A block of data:
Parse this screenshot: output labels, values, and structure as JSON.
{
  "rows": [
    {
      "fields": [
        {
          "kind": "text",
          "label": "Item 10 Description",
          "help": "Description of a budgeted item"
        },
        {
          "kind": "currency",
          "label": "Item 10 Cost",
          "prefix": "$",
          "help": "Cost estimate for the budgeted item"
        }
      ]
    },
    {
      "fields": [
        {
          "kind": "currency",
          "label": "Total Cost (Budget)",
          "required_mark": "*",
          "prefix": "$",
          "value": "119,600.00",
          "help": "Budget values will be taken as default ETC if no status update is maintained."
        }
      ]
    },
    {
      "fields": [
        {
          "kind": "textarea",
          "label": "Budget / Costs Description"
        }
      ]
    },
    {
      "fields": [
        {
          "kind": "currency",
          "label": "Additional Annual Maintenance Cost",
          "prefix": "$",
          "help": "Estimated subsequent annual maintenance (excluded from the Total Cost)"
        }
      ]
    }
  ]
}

Set exercise: Each line that holds the word "Description" should be extracted from the records.

Response:
          "label": "Item 10 Description",
          "help": "Description of a budgeted item"
          "label": "Budget / Costs Description"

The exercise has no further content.